-- Begin Records to process --
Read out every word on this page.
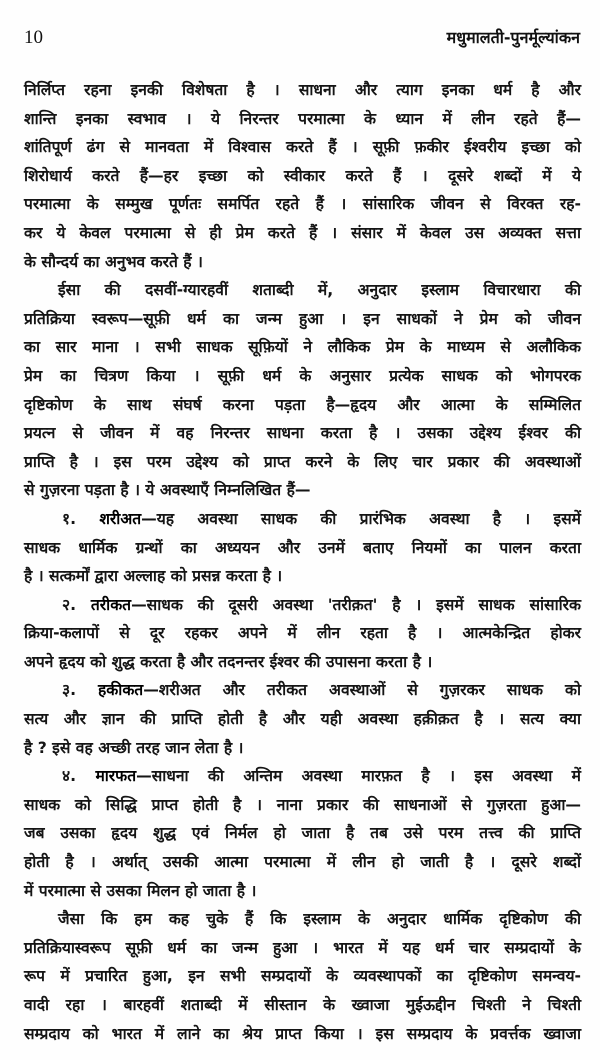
10	मधुमालती-पुनर्मूल्यांकन
निर्लिप्त रहना इनकी विशेषता है । साधना और त्याग इनका धर्म है और
शान्ति इनका स्वभाव । ये निरन्तर परमात्मा के ध्यान में लीन रहते हैं—
शांतिपूर्ण ढंग से मानवता में विश्वास करते हैं । सूफ़ी फ़कीर ईश्वरीय इच्छा को
शिरोधार्य करते हैं—हर इच्छा को स्वीकार करते हैं । दूसरे शब्दों में ये
परमात्मा के सम्मुख पूर्णतः समर्पित रहते हैं । सांसारिक जीवन से विरक्त रह-
कर ये केवल परमात्मा से ही प्रेम करते हैं । संसार में केवल उस अव्यक्त सत्ता
के सौन्दर्य का अनुभव करते हैं ।
ईसा की दसवीं-ग्यारहवीं शताब्दी में, अनुदार इस्लाम विचारधारा की
प्रतिक्रिया स्वरूप—सूफ़ी धर्म का जन्म हुआ । इन साधकों ने प्रेम को जीवन
का सार माना । सभी साधक सूफ़ियों ने लौकिक प्रेम के माध्यम से अलौकिक
प्रेम का चित्रण किया । सूफ़ी धर्म के अनुसार प्रत्येक साधक को भोगपरक
दृष्टिकोण के साथ संघर्ष करना पड़ता है—हृदय और आत्मा के सम्मिलित
प्रयत्न से जीवन में वह निरन्तर साधना करता है । उसका उद्देश्य ईश्वर की
प्राप्ति है । इस परम उद्देश्य को प्राप्त करने के लिए चार प्रकार की अवस्थाओं
से गुज़रना पड़ता है । ये अवस्थाएँ निम्नलिखित हैं—
१. शरीअत—यह अवस्था साधक की प्रारंभिक अवस्था है । इसमें
साधक धार्मिक ग्रन्थों का अध्ययन और उनमें बताए नियमों का पालन करता
है । सत्कर्मों द्वारा अल्लाह को प्रसन्न करता है ।
२. तरीकत—साधक की दूसरी अवस्था 'तरीक़त' है । इसमें साधक सांसारिक
क्रिया-कलापों से दूर रहकर अपने में लीन रहता है । आत्मकेन्द्रित होकर
अपने हृदय को शुद्ध करता है और तदनन्तर ईश्वर की उपासना करता है ।
३. हकीकत—शरीअत और तरीकत अवस्थाओं से गुज़रकर साधक को
सत्य और ज्ञान की प्राप्ति होती है और यही अवस्था हक़ीक़त है । सत्य क्या
है ? इसे वह अच्छी तरह जान लेता है ।
४. मारफत—साधना की अन्तिम अवस्था मारफ़त है । इस अवस्था में
साधक को सिद्धि प्राप्त होती है । नाना प्रकार की साधनाओं से गुज़रता हुआ—
जब उसका हृदय शुद्ध एवं निर्मल हो जाता है तब उसे परम तत्त्व की प्राप्ति
होती है । अर्थात् उसकी आत्मा परमात्मा में लीन हो जाती है । दूसरे शब्दों
में परमात्मा से उसका मिलन हो जाता है ।
जैसा कि हम कह चुके हैं कि इस्लाम के अनुदार धार्मिक दृष्टिकोण की
प्रतिक्रियास्वरूप सूफ़ी धर्म का जन्म हुआ । भारत में यह धर्म चार सम्प्रदायों के
रूप में प्रचारित हुआ, इन सभी सम्प्रदायों के व्यवस्थापकों का दृष्टिकोण समन्वय-
वादी रहा । बारहवीं शताब्दी में सीस्तान के ख्वाजा मुईऊद्दीन चिश्ती ने चिश्ती
सम्प्रदाय को भारत में लाने का श्रेय प्राप्त किया । इस सम्प्रदाय के प्रवर्त्तक ख्वाजा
-- End Records to process --
» Problem details
Copy out all the data exactly; skip the pictures.

» Response below
Read out every word on this page.
10	मधुमालती-पुनर्मूल्यांकन
निर्लिप्त रहना इनकी विशेषता है । साधना और त्याग इनका धर्म है और
शान्ति इनका स्वभाव । ये निरन्तर परमात्मा के ध्यान में लीन रहते हैं—
शांतिपूर्ण ढंग से मानवता में विश्वास करते हैं । सूफ़ी फ़कीर ईश्वरीय इच्छा को
शिरोधार्य करते हैं—हर इच्छा को स्वीकार करते हैं । दूसरे शब्दों में ये
परमात्मा के सम्मुख पूर्णतः समर्पित रहते हैं । सांसारिक जीवन से विरक्त रह-
कर ये केवल परमात्मा से ही प्रेम करते हैं । संसार में केवल उस अव्यक्त सत्ता
के सौन्दर्य का अनुभव करते हैं ।
ईसा की दसवीं-ग्यारहवीं शताब्दी में, अनुदार इस्लाम विचारधारा की
प्रतिक्रिया स्वरूप—सूफ़ी धर्म का जन्म हुआ । इन साधकों ने प्रेम को जीवन
का सार माना । सभी साधक सूफ़ियों ने लौकिक प्रेम के माध्यम से अलौकिक
प्रेम का चित्रण किया । सूफ़ी धर्म के अनुसार प्रत्येक साधक को भोगपरक
दृष्टिकोण के साथ संघर्ष करना पड़ता है—हृदय और आत्मा के सम्मिलित
प्रयत्न से जीवन में वह निरन्तर साधना करता है । उसका उद्देश्य ईश्वर की
प्राप्ति है । इस परम उद्देश्य को प्राप्त करने के लिए चार प्रकार की अवस्थाओं
से गुज़रना पड़ता है । ये अवस्थाएँ निम्नलिखित हैं—
१. शरीअत—यह अवस्था साधक की प्रारंभिक अवस्था है । इसमें
साधक धार्मिक ग्रन्थों का अध्ययन और उनमें बताए नियमों का पालन करता
है । सत्कर्मों द्वारा अल्लाह को प्रसन्न करता है ।
२. तरीकत—साधक की दूसरी अवस्था 'तरीक़त' है । इसमें साधक सांसारिक
क्रिया-कलापों से दूर रहकर अपने में लीन रहता है । आत्मकेन्द्रित होकर
अपने हृदय को शुद्ध करता है और तदनन्तर ईश्वर की उपासना करता है ।
३. हकीकत—शरीअत और तरीकत अवस्थाओं से गुज़रकर साधक को
सत्य और ज्ञान की प्राप्ति होती है और यही अवस्था हक़ीक़त है । सत्य क्या
है ? इसे वह अच्छी तरह जान लेता है ।
४. मारफत—साधना की अन्तिम अवस्था मारफ़त है । इस अवस्था में
साधक को सिद्धि प्राप्त होती है । नाना प्रकार की साधनाओं से गुज़रता हुआ—
जब उसका हृदय शुद्ध एवं निर्मल हो जाता है तब उसे परम तत्त्व की प्राप्ति
होती है । अर्थात् उसकी आत्मा परमात्मा में लीन हो जाती है । दूसरे शब्दों
में परमात्मा से उसका मिलन हो जाता है ।
जैसा कि हम कह चुके हैं कि इस्लाम के अनुदार धार्मिक दृष्टिकोण की
प्रतिक्रियास्वरूप सूफ़ी धर्म का जन्म हुआ । भारत में यह धर्म चार सम्प्रदायों के
रूप में प्रचारित हुआ, इन सभी सम्प्रदायों के व्यवस्थापकों का दृष्टिकोण समन्वय-
वादी रहा । बारहवीं शताब्दी में सीस्तान के ख्वाजा मुईऊद्दीन चिश्ती ने चिश्ती
सम्प्रदाय को भारत में लाने का श्रेय प्राप्त किया । इस सम्प्रदाय के प्रवर्त्तक ख्वाजा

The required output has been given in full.